## start

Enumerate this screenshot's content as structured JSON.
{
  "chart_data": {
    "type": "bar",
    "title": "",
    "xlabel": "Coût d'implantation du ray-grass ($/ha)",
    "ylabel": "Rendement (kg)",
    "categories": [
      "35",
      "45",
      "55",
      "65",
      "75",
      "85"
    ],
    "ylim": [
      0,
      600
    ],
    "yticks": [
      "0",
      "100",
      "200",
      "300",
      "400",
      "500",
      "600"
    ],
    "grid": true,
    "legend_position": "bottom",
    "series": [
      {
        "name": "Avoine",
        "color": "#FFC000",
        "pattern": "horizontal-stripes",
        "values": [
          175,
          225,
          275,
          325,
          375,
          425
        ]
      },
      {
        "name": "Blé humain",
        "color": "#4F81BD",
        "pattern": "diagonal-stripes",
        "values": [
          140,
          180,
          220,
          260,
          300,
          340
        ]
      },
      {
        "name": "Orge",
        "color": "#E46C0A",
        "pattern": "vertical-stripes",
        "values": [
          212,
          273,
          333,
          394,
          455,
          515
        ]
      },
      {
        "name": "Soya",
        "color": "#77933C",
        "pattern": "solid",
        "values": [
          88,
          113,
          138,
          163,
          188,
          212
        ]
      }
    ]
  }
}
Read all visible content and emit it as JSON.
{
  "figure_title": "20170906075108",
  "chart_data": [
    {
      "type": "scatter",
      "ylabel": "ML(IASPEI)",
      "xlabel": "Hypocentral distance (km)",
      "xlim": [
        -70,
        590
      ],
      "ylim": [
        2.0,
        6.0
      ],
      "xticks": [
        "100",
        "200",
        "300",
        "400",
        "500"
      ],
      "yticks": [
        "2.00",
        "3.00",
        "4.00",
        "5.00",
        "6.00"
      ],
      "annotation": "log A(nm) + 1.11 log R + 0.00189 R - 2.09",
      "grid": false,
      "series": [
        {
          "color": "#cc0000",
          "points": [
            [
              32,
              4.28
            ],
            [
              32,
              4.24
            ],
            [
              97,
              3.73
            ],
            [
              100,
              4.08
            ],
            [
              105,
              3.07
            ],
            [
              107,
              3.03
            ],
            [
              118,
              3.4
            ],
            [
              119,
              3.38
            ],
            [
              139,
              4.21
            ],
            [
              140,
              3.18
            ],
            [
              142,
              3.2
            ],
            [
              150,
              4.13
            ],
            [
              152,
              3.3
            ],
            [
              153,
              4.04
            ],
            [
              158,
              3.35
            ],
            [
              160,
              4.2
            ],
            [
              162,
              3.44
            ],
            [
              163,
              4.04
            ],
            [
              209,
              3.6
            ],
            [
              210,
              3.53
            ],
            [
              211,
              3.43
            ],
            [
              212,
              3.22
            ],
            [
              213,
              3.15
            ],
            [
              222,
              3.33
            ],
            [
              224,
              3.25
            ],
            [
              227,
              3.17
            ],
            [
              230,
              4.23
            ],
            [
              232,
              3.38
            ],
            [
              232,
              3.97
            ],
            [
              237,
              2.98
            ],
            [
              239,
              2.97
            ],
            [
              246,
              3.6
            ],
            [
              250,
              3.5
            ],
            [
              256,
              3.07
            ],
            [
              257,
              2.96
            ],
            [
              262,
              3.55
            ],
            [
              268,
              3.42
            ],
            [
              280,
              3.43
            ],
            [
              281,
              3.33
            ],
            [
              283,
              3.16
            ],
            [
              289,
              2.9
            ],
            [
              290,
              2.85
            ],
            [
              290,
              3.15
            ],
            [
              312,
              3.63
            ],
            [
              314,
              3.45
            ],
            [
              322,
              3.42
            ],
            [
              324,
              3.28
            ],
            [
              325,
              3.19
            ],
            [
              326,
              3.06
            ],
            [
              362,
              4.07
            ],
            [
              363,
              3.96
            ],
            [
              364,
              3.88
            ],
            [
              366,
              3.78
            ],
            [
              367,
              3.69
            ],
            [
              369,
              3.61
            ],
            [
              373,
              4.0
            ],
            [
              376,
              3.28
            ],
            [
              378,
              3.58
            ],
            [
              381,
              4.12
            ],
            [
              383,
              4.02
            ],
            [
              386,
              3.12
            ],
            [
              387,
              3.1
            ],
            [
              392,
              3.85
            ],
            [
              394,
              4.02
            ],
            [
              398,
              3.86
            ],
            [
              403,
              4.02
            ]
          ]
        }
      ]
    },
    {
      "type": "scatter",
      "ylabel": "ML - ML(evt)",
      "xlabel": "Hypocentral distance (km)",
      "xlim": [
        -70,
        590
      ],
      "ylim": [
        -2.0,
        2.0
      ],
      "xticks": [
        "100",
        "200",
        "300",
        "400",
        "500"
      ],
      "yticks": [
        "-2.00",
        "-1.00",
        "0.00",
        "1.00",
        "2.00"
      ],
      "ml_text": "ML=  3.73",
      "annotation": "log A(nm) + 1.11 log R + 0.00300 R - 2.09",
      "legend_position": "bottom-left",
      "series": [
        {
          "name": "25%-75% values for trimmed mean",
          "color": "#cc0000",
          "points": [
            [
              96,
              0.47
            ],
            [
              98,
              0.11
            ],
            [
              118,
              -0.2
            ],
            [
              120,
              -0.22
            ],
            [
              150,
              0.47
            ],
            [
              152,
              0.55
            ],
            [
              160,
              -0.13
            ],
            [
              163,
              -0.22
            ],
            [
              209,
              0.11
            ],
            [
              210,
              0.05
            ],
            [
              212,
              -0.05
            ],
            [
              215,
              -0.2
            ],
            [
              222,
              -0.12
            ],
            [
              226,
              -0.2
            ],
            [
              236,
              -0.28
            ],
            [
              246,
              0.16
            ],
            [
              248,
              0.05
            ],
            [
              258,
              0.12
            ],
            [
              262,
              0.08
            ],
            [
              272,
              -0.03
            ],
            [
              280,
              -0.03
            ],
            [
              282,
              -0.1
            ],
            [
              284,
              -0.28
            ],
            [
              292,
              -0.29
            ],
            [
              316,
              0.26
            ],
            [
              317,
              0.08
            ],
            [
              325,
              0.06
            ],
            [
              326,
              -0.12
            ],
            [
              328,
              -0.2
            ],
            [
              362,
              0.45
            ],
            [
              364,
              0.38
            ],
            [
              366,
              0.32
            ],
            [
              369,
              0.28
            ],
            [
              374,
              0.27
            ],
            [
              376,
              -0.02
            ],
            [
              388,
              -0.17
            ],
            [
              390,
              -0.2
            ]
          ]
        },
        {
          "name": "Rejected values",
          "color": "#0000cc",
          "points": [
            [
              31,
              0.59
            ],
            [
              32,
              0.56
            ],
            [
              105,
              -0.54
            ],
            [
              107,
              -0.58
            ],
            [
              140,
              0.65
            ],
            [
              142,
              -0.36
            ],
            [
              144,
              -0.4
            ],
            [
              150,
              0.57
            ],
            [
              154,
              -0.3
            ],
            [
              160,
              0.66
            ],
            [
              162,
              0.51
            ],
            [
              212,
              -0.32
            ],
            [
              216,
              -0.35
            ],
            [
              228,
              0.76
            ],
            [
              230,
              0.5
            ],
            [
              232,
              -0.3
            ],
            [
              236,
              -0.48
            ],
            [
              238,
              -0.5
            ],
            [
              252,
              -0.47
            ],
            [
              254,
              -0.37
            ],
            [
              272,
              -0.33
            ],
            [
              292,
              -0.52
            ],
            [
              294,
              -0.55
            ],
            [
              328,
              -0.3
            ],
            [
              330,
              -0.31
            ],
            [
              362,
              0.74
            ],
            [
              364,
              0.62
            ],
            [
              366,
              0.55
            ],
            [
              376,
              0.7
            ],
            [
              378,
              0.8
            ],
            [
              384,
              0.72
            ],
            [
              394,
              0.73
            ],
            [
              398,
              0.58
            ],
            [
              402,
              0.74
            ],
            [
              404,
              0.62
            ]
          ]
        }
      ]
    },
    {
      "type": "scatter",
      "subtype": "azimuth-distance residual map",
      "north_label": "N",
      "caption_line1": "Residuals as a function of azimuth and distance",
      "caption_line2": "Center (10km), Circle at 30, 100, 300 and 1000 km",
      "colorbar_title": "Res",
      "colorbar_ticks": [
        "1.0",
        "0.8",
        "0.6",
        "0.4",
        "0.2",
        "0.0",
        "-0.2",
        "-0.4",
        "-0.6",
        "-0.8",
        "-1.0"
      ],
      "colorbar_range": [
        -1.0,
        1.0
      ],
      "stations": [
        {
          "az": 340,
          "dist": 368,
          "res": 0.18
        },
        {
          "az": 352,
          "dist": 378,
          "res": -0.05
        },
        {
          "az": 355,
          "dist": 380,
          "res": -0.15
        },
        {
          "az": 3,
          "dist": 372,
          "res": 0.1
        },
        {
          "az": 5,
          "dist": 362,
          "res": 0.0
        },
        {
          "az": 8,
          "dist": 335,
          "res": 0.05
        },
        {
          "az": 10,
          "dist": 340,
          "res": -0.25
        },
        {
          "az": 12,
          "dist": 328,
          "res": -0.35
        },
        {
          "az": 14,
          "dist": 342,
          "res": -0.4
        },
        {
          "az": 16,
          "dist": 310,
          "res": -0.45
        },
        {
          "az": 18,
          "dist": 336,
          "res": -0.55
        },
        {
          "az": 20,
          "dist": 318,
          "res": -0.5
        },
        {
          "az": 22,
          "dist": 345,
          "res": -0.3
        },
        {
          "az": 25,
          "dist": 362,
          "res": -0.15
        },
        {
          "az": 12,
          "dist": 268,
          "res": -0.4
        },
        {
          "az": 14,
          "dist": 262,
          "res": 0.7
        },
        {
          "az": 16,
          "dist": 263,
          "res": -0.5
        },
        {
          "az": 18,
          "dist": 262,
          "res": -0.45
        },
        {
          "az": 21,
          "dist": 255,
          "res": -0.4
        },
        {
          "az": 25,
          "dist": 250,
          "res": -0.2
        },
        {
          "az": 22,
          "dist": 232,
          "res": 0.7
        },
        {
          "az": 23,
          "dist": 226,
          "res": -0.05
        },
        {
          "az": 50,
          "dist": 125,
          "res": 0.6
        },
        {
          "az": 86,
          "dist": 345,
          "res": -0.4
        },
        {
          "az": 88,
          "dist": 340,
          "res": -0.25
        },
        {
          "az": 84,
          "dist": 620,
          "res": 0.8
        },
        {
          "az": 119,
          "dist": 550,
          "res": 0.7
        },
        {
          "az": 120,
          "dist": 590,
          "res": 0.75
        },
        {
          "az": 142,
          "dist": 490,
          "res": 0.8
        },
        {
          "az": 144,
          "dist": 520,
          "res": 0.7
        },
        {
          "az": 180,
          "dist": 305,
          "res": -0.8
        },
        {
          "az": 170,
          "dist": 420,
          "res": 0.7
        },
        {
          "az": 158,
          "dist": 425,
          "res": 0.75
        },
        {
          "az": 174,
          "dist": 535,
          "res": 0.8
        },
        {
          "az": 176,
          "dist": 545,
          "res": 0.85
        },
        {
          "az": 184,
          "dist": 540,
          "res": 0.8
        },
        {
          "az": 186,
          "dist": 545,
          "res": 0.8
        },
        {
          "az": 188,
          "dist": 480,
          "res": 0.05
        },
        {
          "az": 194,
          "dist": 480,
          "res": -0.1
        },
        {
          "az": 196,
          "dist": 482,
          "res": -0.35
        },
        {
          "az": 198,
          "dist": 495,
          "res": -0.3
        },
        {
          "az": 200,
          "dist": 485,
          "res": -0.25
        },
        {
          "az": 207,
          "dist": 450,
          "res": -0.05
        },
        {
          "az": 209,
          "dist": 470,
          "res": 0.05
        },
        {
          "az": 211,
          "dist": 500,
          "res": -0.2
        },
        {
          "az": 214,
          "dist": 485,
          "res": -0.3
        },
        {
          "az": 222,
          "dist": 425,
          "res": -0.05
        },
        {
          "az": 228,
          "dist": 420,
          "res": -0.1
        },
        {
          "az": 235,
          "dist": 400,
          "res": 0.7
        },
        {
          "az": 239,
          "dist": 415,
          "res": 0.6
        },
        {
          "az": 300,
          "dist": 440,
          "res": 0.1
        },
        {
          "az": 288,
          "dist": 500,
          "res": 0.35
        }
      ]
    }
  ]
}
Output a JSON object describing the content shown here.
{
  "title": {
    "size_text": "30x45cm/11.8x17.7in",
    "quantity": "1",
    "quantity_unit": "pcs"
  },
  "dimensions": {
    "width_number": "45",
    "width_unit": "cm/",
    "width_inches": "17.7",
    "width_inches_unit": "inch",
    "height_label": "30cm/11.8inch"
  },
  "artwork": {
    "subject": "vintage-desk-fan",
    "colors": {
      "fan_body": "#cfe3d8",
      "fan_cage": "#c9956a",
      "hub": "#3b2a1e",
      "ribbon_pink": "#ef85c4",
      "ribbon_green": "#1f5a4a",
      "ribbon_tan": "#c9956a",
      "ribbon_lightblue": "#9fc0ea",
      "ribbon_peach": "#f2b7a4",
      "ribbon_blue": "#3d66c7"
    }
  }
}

## end

* _Required task_
What is the number of lines in the records that contain the string "JSON"? Give only that number.

* _Expected answer_
3